◆ **EXERCISE GOAL**: Extract the text of every entry below exactly; leave images out.

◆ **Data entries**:

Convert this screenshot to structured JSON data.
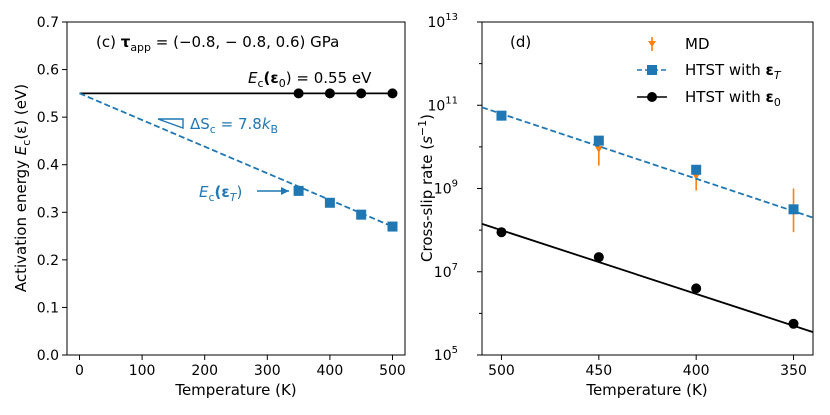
{
  "chart_data": [
    {
      "type": "scatter",
      "panel": "(c)",
      "title": "(c) τ_app = (−0.8, −0.8, 0.6) GPa",
      "title_parts": {
        "label": "(c)",
        "symbol": "τ",
        "sub": "app",
        "value": " = (−0.8, − 0.8, 0.6) GPa"
      },
      "xlabel": "Temperature (K)",
      "ylabel": "Activation energy E_c(ε) (eV)",
      "ylabel_parts": {
        "pre": "Activation energy ",
        "E": "E",
        "c": "c",
        "arg": "(ε) (eV)"
      },
      "xlim": [
        -20,
        520
      ],
      "ylim": [
        0.0,
        0.7
      ],
      "xticks": [
        "0",
        "100",
        "200",
        "300",
        "400",
        "500"
      ],
      "xtick_values": [
        0,
        100,
        200,
        300,
        400,
        500
      ],
      "yticks": [
        "0.0",
        "0.1",
        "0.2",
        "0.3",
        "0.4",
        "0.5",
        "0.6",
        "0.7"
      ],
      "ytick_values": [
        0.0,
        0.1,
        0.2,
        0.3,
        0.4,
        0.5,
        0.6,
        0.7
      ],
      "series": [
        {
          "name": "E_c(ε0)",
          "color": "#000000",
          "marker": "circle",
          "line": "solid",
          "line_x": [
            0,
            500
          ],
          "line_y": [
            0.55,
            0.55
          ],
          "x": [
            350,
            400,
            450,
            500
          ],
          "y": [
            0.55,
            0.55,
            0.55,
            0.55
          ]
        },
        {
          "name": "E_c(εT)",
          "color": "#1f77b4",
          "marker": "square",
          "line": "dashed",
          "line_x": [
            0,
            500
          ],
          "line_y": [
            0.55,
            0.27
          ],
          "x": [
            350,
            400,
            450,
            500
          ],
          "y": [
            0.345,
            0.32,
            0.295,
            0.27
          ]
        }
      ],
      "annotations": {
        "black_label": {
          "E": "E",
          "c": "c",
          "arg": "(ε",
          "sub": "0",
          "rest": ") = 0.55 eV"
        },
        "entropy": {
          "pre": "ΔS",
          "c": "c",
          "mid": " = 7.8",
          "k": "k",
          "B": "B"
        },
        "blue_label": {
          "E": "E",
          "c": "c",
          "arg": "(ε",
          "sub": "T",
          "rest": ")"
        }
      }
    },
    {
      "type": "scatter",
      "panel": "(d)",
      "title": "(d)",
      "xlabel": "Temperature (K)",
      "ylabel": "Cross-slip rate (s^-1)",
      "ylabel_parts": {
        "pre": "Cross-slip rate (",
        "s": "s",
        "exp": "−1",
        "post": ")"
      },
      "yscale": "log",
      "x_reversed": true,
      "xlim": [
        510,
        340
      ],
      "ylim_log10": [
        5,
        13
      ],
      "xticks": [
        "500",
        "450",
        "400",
        "350"
      ],
      "xtick_values": [
        500,
        450,
        400,
        350
      ],
      "yticks_base": "10",
      "yticks_exp": [
        "5",
        "7",
        "9",
        "11",
        "13"
      ],
      "ytick_log10": [
        5,
        7,
        9,
        11,
        13
      ],
      "legend": {
        "position": "top-right",
        "entries": [
          "MD",
          "HTST with ε_T",
          "HTST with ε_0"
        ]
      },
      "legend_parts": {
        "md": "MD",
        "htst": "HTST with ",
        "eps": "ε",
        "subT": "T",
        "sub0": "0"
      },
      "series": [
        {
          "name": "MD",
          "color": "#ff7f0e",
          "marker": "errorbar",
          "x": [
            450,
            400,
            350
          ],
          "log10_y": [
            9.95,
            9.3,
            8.5
          ],
          "log10_lo": [
            9.55,
            8.95,
            7.95
          ],
          "log10_hi": [
            10.2,
            9.45,
            9.0
          ]
        },
        {
          "name": "HTST with ε_T",
          "color": "#1f77b4",
          "marker": "square",
          "line": "dashed",
          "x": [
            500,
            450,
            400,
            350
          ],
          "log10_y": [
            10.75,
            10.15,
            9.45,
            8.5
          ],
          "fit_x": [
            510,
            340
          ],
          "fit_log10_y": [
            10.95,
            8.3
          ]
        },
        {
          "name": "HTST with ε_0",
          "color": "#000000",
          "marker": "circle",
          "line": "solid",
          "x": [
            500,
            450,
            400,
            350
          ],
          "log10_y": [
            7.95,
            7.35,
            6.6,
            5.75
          ],
          "fit_x": [
            510,
            340
          ],
          "fit_log10_y": [
            8.15,
            5.55
          ]
        }
      ]
    }
  ]
}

◆ **EXPECTED ANSWER**:
Convert this screenshot to structured JSON data.
{
  "chart_data": [
    {
      "type": "scatter",
      "panel": "(c)",
      "title": "(c) τ_app = (−0.8, −0.8, 0.6) GPa",
      "title_parts": {
        "label": "(c)",
        "symbol": "τ",
        "sub": "app",
        "value": " = (−0.8, − 0.8, 0.6) GPa"
      },
      "xlabel": "Temperature (K)",
      "ylabel": "Activation energy E_c(ε) (eV)",
      "ylabel_parts": {
        "pre": "Activation energy ",
        "E": "E",
        "c": "c",
        "arg": "(ε) (eV)"
      },
      "xlim": [
        -20,
        520
      ],
      "ylim": [
        0.0,
        0.7
      ],
      "xticks": [
        "0",
        "100",
        "200",
        "300",
        "400",
        "500"
      ],
      "xtick_values": [
        0,
        100,
        200,
        300,
        400,
        500
      ],
      "yticks": [
        "0.0",
        "0.1",
        "0.2",
        "0.3",
        "0.4",
        "0.5",
        "0.6",
        "0.7"
      ],
      "ytick_values": [
        0.0,
        0.1,
        0.2,
        0.3,
        0.4,
        0.5,
        0.6,
        0.7
      ],
      "series": [
        {
          "name": "E_c(ε0)",
          "color": "#000000",
          "marker": "circle",
          "line": "solid",
          "line_x": [
            0,
            500
          ],
          "line_y": [
            0.55,
            0.55
          ],
          "x": [
            350,
            400,
            450,
            500
          ],
          "y": [
            0.55,
            0.55,
            0.55,
            0.55
          ]
        },
        {
          "name": "E_c(εT)",
          "color": "#1f77b4",
          "marker": "square",
          "line": "dashed",
          "line_x": [
            0,
            500
          ],
          "line_y": [
            0.55,
            0.27
          ],
          "x": [
            350,
            400,
            450,
            500
          ],
          "y": [
            0.345,
            0.32,
            0.295,
            0.27
          ]
        }
      ],
      "annotations": {
        "black_label": {
          "E": "E",
          "c": "c",
          "arg": "(ε",
          "sub": "0",
          "rest": ") = 0.55 eV"
        },
        "entropy": {
          "pre": "ΔS",
          "c": "c",
          "mid": " = 7.8",
          "k": "k",
          "B": "B"
        },
        "blue_label": {
          "E": "E",
          "c": "c",
          "arg": "(ε",
          "sub": "T",
          "rest": ")"
        }
      }
    },
    {
      "type": "scatter",
      "panel": "(d)",
      "title": "(d)",
      "xlabel": "Temperature (K)",
      "ylabel": "Cross-slip rate (s^-1)",
      "ylabel_parts": {
        "pre": "Cross-slip rate (",
        "s": "s",
        "exp": "−1",
        "post": ")"
      },
      "yscale": "log",
      "x_reversed": true,
      "xlim": [
        510,
        340
      ],
      "ylim_log10": [
        5,
        13
      ],
      "xticks": [
        "500",
        "450",
        "400",
        "350"
      ],
      "xtick_values": [
        500,
        450,
        400,
        350
      ],
      "yticks_base": "10",
      "yticks_exp": [
        "5",
        "7",
        "9",
        "11",
        "13"
      ],
      "ytick_log10": [
        5,
        7,
        9,
        11,
        13
      ],
      "legend": {
        "position": "top-right",
        "entries": [
          "MD",
          "HTST with ε_T",
          "HTST with ε_0"
        ]
      },
      "legend_parts": {
        "md": "MD",
        "htst": "HTST with ",
        "eps": "ε",
        "subT": "T",
        "sub0": "0"
      },
      "series": [
        {
          "name": "MD",
          "color": "#ff7f0e",
          "marker": "errorbar",
          "x": [
            450,
            400,
            350
          ],
          "log10_y": [
            9.95,
            9.3,
            8.5
          ],
          "log10_lo": [
            9.55,
            8.95,
            7.95
          ],
          "log10_hi": [
            10.2,
            9.45,
            9.0
          ]
        },
        {
          "name": "HTST with ε_T",
          "color": "#1f77b4",
          "marker": "square",
          "line": "dashed",
          "x": [
            500,
            450,
            400,
            350
          ],
          "log10_y": [
            10.75,
            10.15,
            9.45,
            8.5
          ],
          "fit_x": [
            510,
            340
          ],
          "fit_log10_y": [
            10.95,
            8.3
          ]
        },
        {
          "name": "HTST with ε_0",
          "color": "#000000",
          "marker": "circle",
          "line": "solid",
          "x": [
            500,
            450,
            400,
            350
          ],
          "log10_y": [
            7.95,
            7.35,
            6.6,
            5.75
          ],
          "fit_x": [
            510,
            340
          ],
          "fit_log10_y": [
            8.15,
            5.55
          ]
        }
      ]
    }
  ]
}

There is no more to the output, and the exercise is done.